» **Work required**: Report only the number of lines that hold the word "dicembre".

Stored records:
▼▼▼

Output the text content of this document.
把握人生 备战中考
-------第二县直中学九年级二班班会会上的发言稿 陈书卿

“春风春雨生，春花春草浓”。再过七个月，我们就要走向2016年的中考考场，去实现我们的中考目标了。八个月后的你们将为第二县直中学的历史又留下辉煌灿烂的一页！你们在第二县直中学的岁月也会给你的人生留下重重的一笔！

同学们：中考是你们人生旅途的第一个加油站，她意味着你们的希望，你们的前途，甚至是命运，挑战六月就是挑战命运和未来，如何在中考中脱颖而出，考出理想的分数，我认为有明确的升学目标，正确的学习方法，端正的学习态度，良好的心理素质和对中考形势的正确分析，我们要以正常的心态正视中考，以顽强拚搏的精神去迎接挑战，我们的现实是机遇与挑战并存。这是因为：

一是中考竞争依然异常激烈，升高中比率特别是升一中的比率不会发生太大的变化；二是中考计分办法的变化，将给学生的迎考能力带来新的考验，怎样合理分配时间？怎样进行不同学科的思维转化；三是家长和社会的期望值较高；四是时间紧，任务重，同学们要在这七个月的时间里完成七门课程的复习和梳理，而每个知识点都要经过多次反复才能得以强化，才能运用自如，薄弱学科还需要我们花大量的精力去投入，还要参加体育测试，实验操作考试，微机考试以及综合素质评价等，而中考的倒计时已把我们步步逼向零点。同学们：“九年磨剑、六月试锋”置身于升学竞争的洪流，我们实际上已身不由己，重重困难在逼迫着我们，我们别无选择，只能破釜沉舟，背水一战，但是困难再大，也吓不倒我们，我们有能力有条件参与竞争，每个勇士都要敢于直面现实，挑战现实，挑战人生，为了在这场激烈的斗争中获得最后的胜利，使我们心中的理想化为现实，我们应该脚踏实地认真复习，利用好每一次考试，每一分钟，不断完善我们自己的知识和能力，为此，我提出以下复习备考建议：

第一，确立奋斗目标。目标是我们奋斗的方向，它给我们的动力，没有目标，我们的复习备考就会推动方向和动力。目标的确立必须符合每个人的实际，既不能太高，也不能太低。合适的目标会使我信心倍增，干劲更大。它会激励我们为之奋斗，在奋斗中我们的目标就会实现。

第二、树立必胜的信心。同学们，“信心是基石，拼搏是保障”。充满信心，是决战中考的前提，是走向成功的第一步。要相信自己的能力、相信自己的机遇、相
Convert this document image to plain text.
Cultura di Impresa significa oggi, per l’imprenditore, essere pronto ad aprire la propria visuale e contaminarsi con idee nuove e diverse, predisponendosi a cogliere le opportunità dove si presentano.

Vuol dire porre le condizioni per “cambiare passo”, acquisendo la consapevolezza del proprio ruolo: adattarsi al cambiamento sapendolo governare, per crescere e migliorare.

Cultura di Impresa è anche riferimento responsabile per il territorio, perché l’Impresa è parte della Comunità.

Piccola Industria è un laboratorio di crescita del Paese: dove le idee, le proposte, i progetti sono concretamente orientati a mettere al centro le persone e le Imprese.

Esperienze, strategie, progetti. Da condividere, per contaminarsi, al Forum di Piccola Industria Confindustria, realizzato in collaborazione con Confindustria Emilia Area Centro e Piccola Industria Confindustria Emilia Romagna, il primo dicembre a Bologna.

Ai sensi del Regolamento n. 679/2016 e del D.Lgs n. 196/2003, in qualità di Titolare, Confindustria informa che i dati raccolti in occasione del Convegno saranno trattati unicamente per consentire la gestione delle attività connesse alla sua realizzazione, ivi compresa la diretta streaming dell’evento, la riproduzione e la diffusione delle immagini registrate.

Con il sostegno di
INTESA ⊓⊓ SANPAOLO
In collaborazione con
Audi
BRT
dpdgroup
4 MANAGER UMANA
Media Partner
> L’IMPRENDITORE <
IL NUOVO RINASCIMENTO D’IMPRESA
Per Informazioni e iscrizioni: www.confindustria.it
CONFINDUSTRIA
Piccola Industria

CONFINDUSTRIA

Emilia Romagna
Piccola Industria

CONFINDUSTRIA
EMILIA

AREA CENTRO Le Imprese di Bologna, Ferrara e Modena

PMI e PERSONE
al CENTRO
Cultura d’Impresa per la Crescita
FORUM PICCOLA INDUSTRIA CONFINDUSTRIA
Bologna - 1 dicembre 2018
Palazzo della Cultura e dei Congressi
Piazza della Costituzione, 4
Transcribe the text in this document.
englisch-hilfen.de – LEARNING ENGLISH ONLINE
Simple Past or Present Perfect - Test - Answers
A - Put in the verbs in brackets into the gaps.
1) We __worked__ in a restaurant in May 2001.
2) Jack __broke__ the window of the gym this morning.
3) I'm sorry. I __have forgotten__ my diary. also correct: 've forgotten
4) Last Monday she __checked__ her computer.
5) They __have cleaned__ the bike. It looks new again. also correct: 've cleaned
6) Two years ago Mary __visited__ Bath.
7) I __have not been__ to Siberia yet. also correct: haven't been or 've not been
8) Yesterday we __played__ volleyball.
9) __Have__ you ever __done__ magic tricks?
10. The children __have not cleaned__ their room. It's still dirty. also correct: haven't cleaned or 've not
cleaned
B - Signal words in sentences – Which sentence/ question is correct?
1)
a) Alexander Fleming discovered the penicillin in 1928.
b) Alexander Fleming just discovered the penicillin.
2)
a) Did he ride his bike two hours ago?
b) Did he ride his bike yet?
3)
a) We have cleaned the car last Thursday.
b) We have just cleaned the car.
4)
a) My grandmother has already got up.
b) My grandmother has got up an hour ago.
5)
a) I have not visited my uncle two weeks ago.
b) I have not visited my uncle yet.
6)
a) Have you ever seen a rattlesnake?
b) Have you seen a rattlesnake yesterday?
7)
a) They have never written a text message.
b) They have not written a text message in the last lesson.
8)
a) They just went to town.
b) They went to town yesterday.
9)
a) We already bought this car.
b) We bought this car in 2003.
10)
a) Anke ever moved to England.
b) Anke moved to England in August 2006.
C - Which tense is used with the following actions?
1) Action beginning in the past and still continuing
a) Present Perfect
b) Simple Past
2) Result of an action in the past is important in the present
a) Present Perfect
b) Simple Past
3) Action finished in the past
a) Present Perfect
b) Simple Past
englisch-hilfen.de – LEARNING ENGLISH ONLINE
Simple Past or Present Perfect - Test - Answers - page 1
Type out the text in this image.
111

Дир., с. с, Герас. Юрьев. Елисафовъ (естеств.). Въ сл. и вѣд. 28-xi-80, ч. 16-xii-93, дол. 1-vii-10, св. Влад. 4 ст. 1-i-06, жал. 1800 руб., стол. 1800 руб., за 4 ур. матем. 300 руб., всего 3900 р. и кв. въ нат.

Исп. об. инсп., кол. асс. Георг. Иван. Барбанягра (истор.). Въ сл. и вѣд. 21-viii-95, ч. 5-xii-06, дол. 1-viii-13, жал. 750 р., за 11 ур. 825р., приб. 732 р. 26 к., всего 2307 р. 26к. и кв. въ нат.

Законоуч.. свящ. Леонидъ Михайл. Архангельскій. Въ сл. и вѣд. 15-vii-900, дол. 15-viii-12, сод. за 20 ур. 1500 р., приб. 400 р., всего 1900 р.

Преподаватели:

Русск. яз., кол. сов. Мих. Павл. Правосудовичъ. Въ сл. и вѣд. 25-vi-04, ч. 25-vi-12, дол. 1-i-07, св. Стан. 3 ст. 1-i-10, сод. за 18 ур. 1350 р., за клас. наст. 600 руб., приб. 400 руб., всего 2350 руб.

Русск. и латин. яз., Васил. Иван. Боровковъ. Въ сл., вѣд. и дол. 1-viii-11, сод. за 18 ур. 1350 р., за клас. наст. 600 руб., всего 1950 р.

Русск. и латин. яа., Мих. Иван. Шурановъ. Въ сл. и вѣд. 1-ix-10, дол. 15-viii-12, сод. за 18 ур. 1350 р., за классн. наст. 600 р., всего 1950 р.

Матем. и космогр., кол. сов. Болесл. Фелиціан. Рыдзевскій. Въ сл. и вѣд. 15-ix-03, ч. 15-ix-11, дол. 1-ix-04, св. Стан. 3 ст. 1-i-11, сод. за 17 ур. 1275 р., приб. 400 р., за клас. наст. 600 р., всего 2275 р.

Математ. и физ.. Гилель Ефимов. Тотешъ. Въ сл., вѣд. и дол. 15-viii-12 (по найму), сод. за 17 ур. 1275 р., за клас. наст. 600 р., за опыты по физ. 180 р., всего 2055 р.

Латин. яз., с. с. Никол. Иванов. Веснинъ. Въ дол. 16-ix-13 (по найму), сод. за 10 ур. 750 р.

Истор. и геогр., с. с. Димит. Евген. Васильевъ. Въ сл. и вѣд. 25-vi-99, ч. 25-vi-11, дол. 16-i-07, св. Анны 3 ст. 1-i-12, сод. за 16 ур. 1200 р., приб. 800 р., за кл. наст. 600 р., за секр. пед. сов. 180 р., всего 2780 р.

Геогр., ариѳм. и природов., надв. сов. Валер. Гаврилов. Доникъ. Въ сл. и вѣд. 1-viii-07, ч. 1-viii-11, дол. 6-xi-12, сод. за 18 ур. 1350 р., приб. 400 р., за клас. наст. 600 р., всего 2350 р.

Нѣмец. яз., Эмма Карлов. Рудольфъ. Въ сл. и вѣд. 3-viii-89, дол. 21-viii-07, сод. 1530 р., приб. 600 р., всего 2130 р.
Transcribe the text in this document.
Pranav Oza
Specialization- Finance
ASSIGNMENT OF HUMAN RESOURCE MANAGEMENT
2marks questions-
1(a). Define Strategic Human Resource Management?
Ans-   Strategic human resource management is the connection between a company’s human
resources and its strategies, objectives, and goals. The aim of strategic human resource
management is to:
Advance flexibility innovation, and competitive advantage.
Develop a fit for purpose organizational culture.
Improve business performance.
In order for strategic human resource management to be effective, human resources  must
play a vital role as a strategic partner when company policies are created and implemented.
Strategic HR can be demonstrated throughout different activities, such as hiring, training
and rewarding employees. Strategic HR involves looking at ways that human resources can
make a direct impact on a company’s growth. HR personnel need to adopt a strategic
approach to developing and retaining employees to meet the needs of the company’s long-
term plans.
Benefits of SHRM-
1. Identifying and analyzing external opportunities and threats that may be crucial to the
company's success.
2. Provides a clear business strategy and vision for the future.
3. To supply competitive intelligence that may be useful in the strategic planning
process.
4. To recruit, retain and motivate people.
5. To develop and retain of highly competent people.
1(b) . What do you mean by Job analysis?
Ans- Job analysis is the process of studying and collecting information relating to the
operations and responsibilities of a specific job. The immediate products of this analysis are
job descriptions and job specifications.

▲▲▲

» **Answer to the problem**: 2